> Provided data:
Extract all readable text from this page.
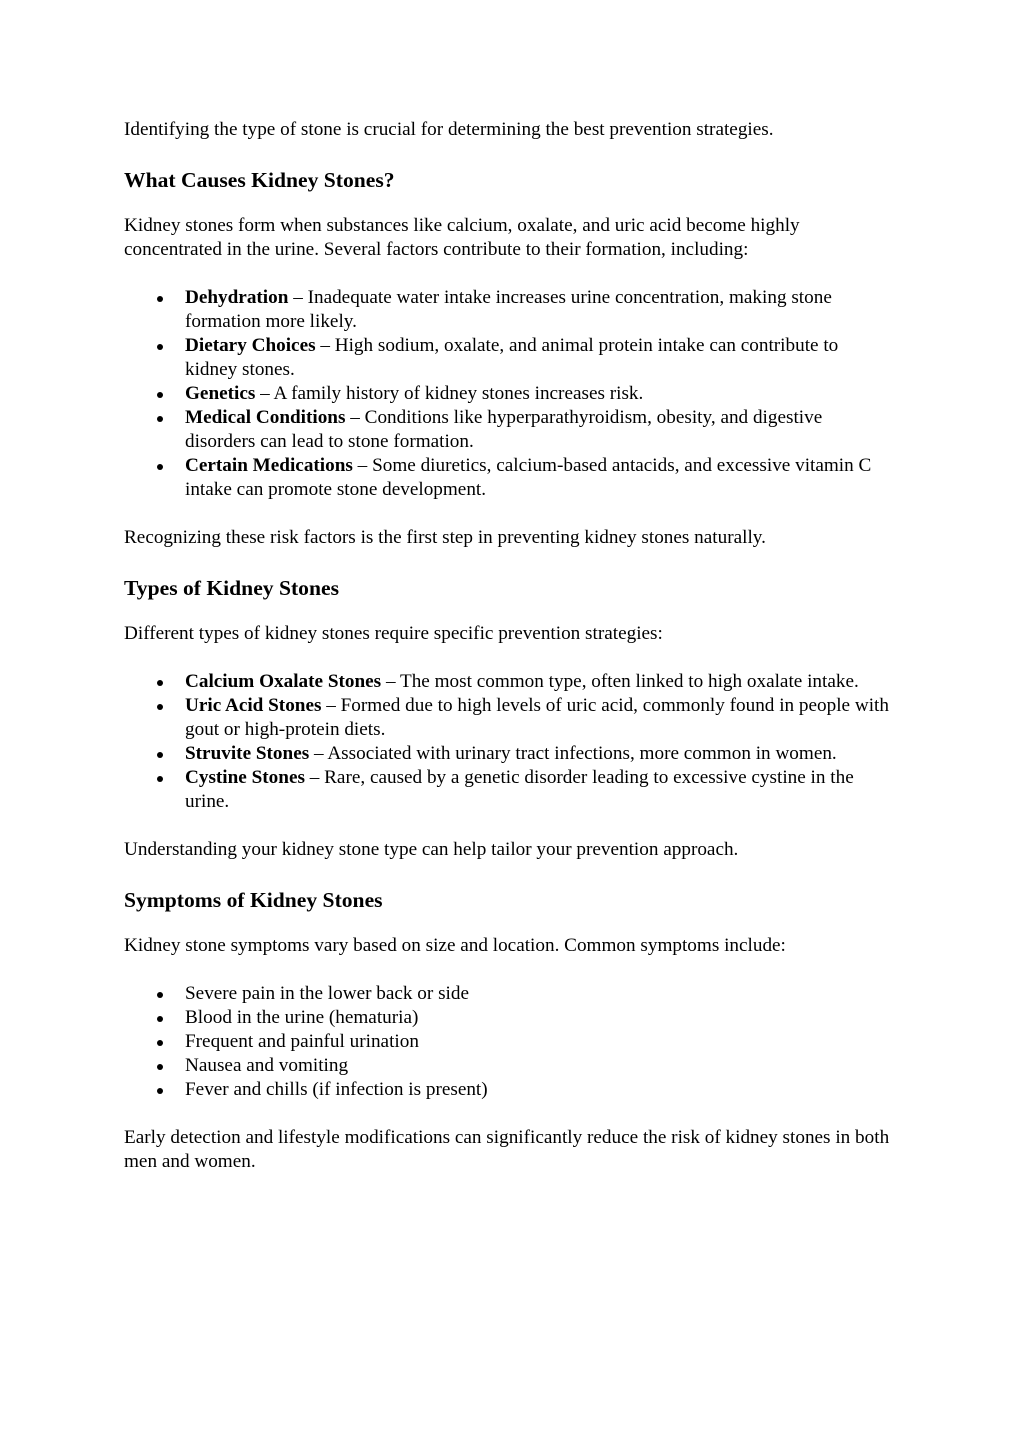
Identifying the type of stone is crucial for determining the best prevention strategies.

What Causes Kidney Stones?

Kidney stones form when substances like calcium, oxalate, and uric acid become highly concentrated in the urine. Several factors contribute to their formation, including:

Dehydration – Inadequate water intake increases urine concentration, making stone formation more likely.
Dietary Choices – High sodium, oxalate, and animal protein intake can contribute to kidney stones.
Genetics – A family history of kidney stones increases risk.
Medical Conditions – Conditions like hyperparathyroidism, obesity, and digestive disorders can lead to stone formation.
Certain Medications – Some diuretics, calcium-based antacids, and excessive vitamin C intake can promote stone development.

Recognizing these risk factors is the first step in preventing kidney stones naturally.

Types of Kidney Stones

Different types of kidney stones require specific prevention strategies:

Calcium Oxalate Stones – The most common type, often linked to high oxalate intake.
Uric Acid Stones – Formed due to high levels of uric acid, commonly found in people with gout or high-protein diets.
Struvite Stones – Associated with urinary tract infections, more common in women.
Cystine Stones – Rare, caused by a genetic disorder leading to excessive cystine in the urine.

Understanding your kidney stone type can help tailor your prevention approach.

Symptoms of Kidney Stones

Kidney stone symptoms vary based on size and location. Common symptoms include:

Severe pain in the lower back or side
Blood in the urine (hematuria)
Frequent and painful urination
Nausea and vomiting
Fever and chills (if infection is present)

Early detection and lifestyle modifications can significantly reduce the risk of kidney stones in both men and women.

> What is needed: Select, from the listing, all lines that include the word "excessive".

> Result of this exercise:
Certain Medications – Some diuretics, calcium-based antacids, and excessive vitamin C intake can promote stone development.
Cystine Stones – Rare, caused by a genetic disorder leading to excessive cystine in the urine.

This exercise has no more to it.